▶ _Exercise instructions_: Give back each entry unchanged, minus pictures.

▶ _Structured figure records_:
________________________
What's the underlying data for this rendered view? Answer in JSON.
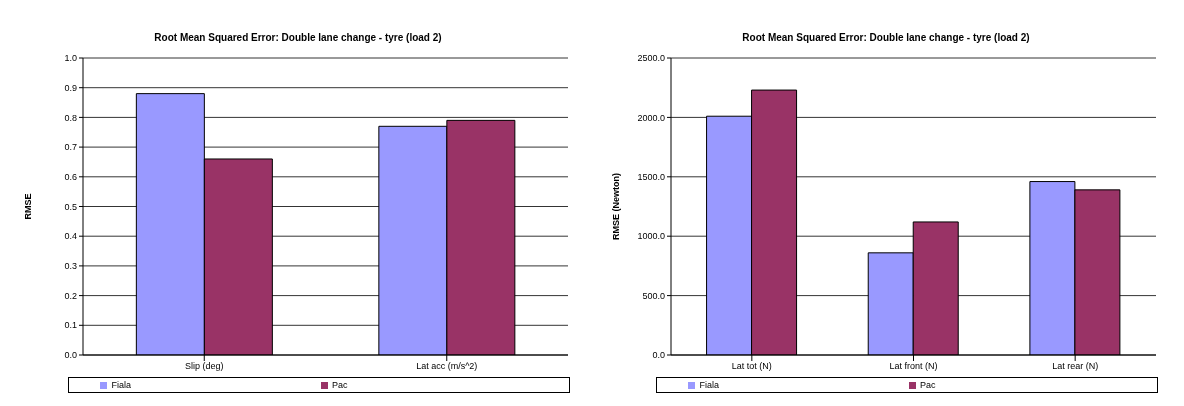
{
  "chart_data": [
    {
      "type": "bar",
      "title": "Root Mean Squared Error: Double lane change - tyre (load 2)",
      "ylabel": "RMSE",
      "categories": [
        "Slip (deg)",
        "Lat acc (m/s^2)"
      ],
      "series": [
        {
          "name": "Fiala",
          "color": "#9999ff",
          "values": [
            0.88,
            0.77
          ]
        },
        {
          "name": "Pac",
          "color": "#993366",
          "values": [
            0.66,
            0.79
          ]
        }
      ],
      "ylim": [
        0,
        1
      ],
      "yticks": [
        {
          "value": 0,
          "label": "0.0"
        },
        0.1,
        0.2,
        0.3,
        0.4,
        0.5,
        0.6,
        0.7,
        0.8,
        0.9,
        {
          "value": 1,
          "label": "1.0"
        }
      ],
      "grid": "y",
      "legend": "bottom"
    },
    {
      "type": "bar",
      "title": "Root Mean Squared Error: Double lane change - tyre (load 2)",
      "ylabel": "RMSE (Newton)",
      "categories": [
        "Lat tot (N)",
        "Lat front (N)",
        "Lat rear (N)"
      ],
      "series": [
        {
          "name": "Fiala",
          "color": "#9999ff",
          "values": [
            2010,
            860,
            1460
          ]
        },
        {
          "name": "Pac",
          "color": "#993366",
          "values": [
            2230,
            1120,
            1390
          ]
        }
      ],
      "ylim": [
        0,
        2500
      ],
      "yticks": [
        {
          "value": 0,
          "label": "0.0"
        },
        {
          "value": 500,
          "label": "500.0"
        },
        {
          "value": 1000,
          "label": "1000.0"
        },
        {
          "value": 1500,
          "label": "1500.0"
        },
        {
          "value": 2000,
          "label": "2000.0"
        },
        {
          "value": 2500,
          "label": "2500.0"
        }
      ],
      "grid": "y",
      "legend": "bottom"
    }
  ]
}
________________________
▶ _Output for this exercise_:
What's the underlying data for this rendered view? Answer in JSON.
{
  "chart_data": [
    {
      "type": "bar",
      "title": "Root Mean Squared Error: Double lane change - tyre (load 2)",
      "ylabel": "RMSE",
      "categories": [
        "Slip (deg)",
        "Lat acc (m/s^2)"
      ],
      "series": [
        {
          "name": "Fiala",
          "color": "#9999ff",
          "values": [
            0.88,
            0.77
          ]
        },
        {
          "name": "Pac",
          "color": "#993366",
          "values": [
            0.66,
            0.79
          ]
        }
      ],
      "ylim": [
        0,
        1
      ],
      "yticks": [
        {
          "value": 0,
          "label": "0.0"
        },
        0.1,
        0.2,
        0.3,
        0.4,
        0.5,
        0.6,
        0.7,
        0.8,
        0.9,
        {
          "value": 1,
          "label": "1.0"
        }
      ],
      "grid": "y",
      "legend": "bottom"
    },
    {
      "type": "bar",
      "title": "Root Mean Squared Error: Double lane change - tyre (load 2)",
      "ylabel": "RMSE (Newton)",
      "categories": [
        "Lat tot (N)",
        "Lat front (N)",
        "Lat rear (N)"
      ],
      "series": [
        {
          "name": "Fiala",
          "color": "#9999ff",
          "values": [
            2010,
            860,
            1460
          ]
        },
        {
          "name": "Pac",
          "color": "#993366",
          "values": [
            2230,
            1120,
            1390
          ]
        }
      ],
      "ylim": [
        0,
        2500
      ],
      "yticks": [
        {
          "value": 0,
          "label": "0.0"
        },
        {
          "value": 500,
          "label": "500.0"
        },
        {
          "value": 1000,
          "label": "1000.0"
        },
        {
          "value": 1500,
          "label": "1500.0"
        },
        {
          "value": 2000,
          "label": "2000.0"
        },
        {
          "value": 2500,
          "label": "2500.0"
        }
      ],
      "grid": "y",
      "legend": "bottom"
    }
  ]
}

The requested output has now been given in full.